| Task requirements |
Transcribe the full listing exactly, and drop every picture.

| Task material |

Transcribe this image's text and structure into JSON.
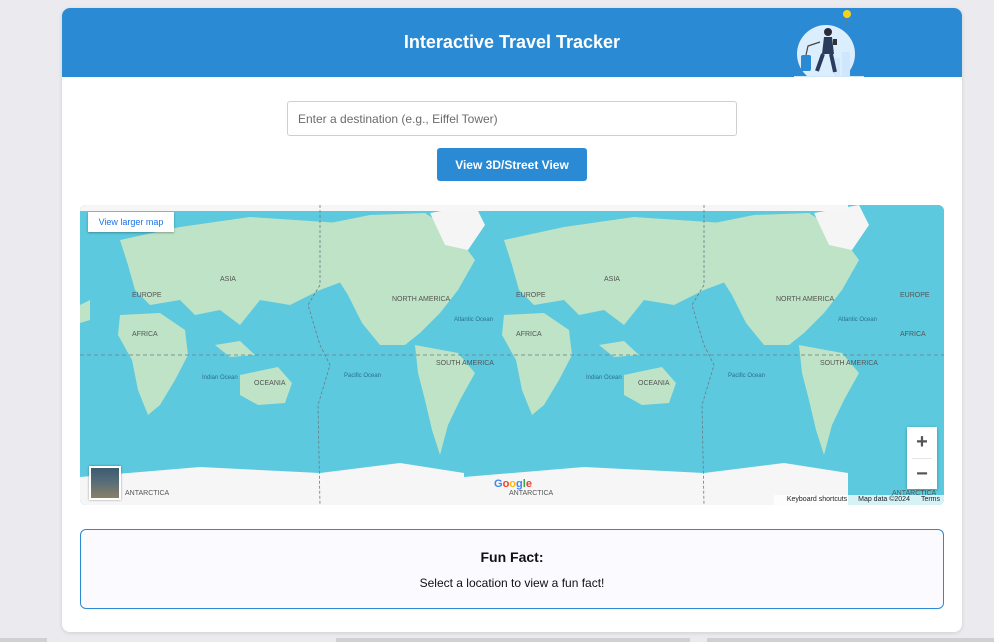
{
  "header": {
    "title": "Interactive Travel Tracker"
  },
  "search": {
    "placeholder": "Enter a destination (e.g., Eiffel Tower)",
    "value": ""
  },
  "actions": {
    "view_button_label": "View 3D/Street View"
  },
  "map": {
    "view_larger_label": "View larger map",
    "zoom_in_label": "+",
    "zoom_out_label": "−",
    "attribution": {
      "keyboard": "Keyboard shortcuts",
      "map_data": "Map data ©2024",
      "terms": "Terms"
    },
    "logo_text": "Google",
    "place_labels": {
      "europe": "EUROPE",
      "asia": "ASIA",
      "africa": "AFRICA",
      "north_america": "NORTH AMERICA",
      "south_america": "SOUTH AMERICA",
      "oceania": "OCEANIA",
      "antarctica": "ANTARCTICA",
      "atlantic": "Atlantic Ocean",
      "indian": "Indian Ocean",
      "pacific": "Pacific Ocean"
    }
  },
  "fun_fact": {
    "title": "Fun Fact:",
    "text": "Select a location to view a fun fact!"
  },
  "colors": {
    "primary": "#2a8ad4",
    "ocean": "#5cc9de",
    "land": "#bfe3c6",
    "page_bg": "#ebebef"
  },
  "icons": {
    "traveler_illustration": "traveler-with-luggage",
    "street_view": "pegman-thumbnail"
  }
}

| Solution to the problem |
Transcribe this image's text and structure into JSON.
{
  "header": {
    "title": "Interactive Travel Tracker"
  },
  "search": {
    "placeholder": "Enter a destination (e.g., Eiffel Tower)",
    "value": ""
  },
  "actions": {
    "view_button_label": "View 3D/Street View"
  },
  "map": {
    "view_larger_label": "View larger map",
    "zoom_in_label": "+",
    "zoom_out_label": "−",
    "attribution": {
      "keyboard": "Keyboard shortcuts",
      "map_data": "Map data ©2024",
      "terms": "Terms"
    },
    "logo_text": "Google",
    "place_labels": {
      "europe": "EUROPE",
      "asia": "ASIA",
      "africa": "AFRICA",
      "north_america": "NORTH AMERICA",
      "south_america": "SOUTH AMERICA",
      "oceania": "OCEANIA",
      "antarctica": "ANTARCTICA",
      "atlantic": "Atlantic Ocean",
      "indian": "Indian Ocean",
      "pacific": "Pacific Ocean"
    }
  },
  "fun_fact": {
    "title": "Fun Fact:",
    "text": "Select a location to view a fun fact!"
  },
  "colors": {
    "primary": "#2a8ad4",
    "ocean": "#5cc9de",
    "land": "#bfe3c6",
    "page_bg": "#ebebef"
  },
  "icons": {
    "traveler_illustration": "traveler-with-luggage",
    "street_view": "pegman-thumbnail"
  }
}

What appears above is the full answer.